** Supplied records **
%%

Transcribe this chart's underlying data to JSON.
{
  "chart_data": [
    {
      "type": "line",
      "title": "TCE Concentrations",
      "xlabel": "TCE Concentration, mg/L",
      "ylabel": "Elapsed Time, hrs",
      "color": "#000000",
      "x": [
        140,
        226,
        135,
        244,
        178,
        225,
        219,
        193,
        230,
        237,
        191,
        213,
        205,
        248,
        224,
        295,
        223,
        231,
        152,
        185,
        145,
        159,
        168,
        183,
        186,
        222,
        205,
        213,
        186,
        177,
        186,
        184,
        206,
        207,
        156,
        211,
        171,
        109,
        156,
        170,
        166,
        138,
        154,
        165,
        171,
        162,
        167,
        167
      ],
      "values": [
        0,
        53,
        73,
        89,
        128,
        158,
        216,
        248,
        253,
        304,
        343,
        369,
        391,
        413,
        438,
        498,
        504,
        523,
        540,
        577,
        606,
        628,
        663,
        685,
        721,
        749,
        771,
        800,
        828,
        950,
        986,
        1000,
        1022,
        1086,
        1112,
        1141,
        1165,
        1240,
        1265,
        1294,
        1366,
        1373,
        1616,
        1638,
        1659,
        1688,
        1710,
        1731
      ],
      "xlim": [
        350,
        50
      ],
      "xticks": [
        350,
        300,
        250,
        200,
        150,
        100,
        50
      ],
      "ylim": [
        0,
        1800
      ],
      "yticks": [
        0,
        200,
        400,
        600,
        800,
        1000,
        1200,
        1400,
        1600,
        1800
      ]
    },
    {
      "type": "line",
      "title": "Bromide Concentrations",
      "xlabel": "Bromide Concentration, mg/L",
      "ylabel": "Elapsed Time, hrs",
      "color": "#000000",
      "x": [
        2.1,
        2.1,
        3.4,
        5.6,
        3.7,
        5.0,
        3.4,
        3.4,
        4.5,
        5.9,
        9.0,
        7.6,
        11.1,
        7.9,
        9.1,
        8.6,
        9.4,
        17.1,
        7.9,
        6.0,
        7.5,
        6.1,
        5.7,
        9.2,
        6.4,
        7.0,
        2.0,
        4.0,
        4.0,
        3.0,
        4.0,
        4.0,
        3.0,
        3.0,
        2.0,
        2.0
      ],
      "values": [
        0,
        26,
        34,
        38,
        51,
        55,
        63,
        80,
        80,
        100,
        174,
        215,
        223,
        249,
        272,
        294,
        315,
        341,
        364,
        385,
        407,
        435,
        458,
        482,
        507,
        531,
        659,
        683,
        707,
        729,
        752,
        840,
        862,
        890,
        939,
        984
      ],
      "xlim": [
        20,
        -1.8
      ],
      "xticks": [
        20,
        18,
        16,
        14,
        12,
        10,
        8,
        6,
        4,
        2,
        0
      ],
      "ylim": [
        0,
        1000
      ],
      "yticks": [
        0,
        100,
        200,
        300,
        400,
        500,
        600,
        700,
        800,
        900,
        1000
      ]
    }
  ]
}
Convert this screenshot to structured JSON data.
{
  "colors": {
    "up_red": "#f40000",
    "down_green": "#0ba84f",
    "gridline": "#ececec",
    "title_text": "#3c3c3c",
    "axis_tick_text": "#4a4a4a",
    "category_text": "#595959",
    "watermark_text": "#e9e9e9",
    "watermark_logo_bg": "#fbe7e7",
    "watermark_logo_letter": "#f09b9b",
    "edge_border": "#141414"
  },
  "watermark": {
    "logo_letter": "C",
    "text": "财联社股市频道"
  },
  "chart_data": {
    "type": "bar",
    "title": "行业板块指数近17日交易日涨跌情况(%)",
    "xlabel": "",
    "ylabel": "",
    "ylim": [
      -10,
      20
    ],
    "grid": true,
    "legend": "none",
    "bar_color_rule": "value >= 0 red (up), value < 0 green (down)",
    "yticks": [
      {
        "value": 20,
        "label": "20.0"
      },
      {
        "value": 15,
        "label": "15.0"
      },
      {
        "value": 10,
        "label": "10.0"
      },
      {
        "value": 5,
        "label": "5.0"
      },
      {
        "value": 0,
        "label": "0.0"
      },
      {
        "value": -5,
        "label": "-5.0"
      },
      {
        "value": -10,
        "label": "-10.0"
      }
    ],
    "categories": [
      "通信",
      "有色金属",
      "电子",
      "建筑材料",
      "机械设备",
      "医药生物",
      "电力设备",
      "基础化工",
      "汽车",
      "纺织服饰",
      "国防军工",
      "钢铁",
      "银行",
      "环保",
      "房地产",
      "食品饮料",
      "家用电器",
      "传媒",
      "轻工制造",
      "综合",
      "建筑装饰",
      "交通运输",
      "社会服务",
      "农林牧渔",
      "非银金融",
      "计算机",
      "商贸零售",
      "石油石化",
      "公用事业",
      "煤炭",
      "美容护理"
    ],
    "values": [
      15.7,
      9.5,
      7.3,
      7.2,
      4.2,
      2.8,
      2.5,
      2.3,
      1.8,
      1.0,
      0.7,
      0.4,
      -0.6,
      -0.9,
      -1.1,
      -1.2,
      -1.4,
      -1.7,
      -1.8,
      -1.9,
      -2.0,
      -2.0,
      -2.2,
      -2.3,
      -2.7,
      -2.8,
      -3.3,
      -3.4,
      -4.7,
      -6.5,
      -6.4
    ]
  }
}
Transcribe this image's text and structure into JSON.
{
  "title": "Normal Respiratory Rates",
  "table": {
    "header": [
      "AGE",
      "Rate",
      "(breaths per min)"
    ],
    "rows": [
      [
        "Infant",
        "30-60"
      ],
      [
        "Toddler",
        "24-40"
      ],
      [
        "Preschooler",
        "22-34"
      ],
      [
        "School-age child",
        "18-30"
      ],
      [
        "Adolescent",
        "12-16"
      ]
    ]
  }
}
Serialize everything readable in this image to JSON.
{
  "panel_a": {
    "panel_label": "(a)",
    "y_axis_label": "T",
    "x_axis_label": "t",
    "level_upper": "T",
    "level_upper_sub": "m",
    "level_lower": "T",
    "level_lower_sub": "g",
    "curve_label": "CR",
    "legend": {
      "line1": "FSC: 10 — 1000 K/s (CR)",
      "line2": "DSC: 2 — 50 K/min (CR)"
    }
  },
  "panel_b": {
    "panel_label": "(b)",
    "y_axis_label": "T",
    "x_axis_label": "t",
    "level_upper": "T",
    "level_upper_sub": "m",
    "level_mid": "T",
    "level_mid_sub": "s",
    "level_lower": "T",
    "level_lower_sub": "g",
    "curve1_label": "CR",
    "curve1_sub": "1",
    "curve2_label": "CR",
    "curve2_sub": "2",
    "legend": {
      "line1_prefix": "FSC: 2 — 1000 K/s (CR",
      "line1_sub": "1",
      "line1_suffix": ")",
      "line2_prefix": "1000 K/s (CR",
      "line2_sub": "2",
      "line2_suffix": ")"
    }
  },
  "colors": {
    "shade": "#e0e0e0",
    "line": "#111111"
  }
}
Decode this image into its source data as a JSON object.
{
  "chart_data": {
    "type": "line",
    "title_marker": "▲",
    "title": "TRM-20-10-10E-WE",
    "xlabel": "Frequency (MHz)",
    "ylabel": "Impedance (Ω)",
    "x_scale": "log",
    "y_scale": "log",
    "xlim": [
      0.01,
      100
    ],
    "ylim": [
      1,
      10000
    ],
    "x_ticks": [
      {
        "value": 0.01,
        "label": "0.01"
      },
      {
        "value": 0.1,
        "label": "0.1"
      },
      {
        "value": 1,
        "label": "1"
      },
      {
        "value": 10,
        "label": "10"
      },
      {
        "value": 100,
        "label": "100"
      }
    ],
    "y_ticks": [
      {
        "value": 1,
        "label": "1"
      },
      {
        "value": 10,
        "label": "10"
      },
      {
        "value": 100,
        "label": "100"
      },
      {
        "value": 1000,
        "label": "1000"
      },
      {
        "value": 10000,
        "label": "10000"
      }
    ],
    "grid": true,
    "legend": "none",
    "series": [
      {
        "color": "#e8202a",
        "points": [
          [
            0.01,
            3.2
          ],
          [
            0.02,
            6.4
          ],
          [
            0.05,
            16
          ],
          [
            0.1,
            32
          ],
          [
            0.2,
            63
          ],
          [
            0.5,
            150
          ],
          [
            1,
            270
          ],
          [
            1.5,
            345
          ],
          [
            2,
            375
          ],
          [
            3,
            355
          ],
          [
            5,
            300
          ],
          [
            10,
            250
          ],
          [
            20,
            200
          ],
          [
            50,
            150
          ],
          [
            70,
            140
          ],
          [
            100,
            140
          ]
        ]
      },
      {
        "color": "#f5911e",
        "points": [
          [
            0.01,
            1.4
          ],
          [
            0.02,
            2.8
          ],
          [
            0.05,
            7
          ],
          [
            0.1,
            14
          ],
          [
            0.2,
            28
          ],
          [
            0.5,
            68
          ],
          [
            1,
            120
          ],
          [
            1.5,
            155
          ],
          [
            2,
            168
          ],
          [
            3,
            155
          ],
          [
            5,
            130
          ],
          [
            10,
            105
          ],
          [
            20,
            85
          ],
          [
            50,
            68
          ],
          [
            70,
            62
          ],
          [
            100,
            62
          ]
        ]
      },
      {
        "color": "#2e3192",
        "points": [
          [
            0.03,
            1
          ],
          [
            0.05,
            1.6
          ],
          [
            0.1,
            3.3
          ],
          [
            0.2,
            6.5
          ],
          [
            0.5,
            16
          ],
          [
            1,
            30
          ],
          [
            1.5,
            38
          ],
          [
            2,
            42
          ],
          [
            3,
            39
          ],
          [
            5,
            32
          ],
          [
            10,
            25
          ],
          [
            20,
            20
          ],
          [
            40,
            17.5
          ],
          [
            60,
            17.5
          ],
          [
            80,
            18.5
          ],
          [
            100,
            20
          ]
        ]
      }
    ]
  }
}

%%

** Exercise details **
Every line of the listing that holds "type" should be found and copied.

** Exercise answer **
      "type": "line",
      "type": "line",
    "type": "bar",
    "type": "line",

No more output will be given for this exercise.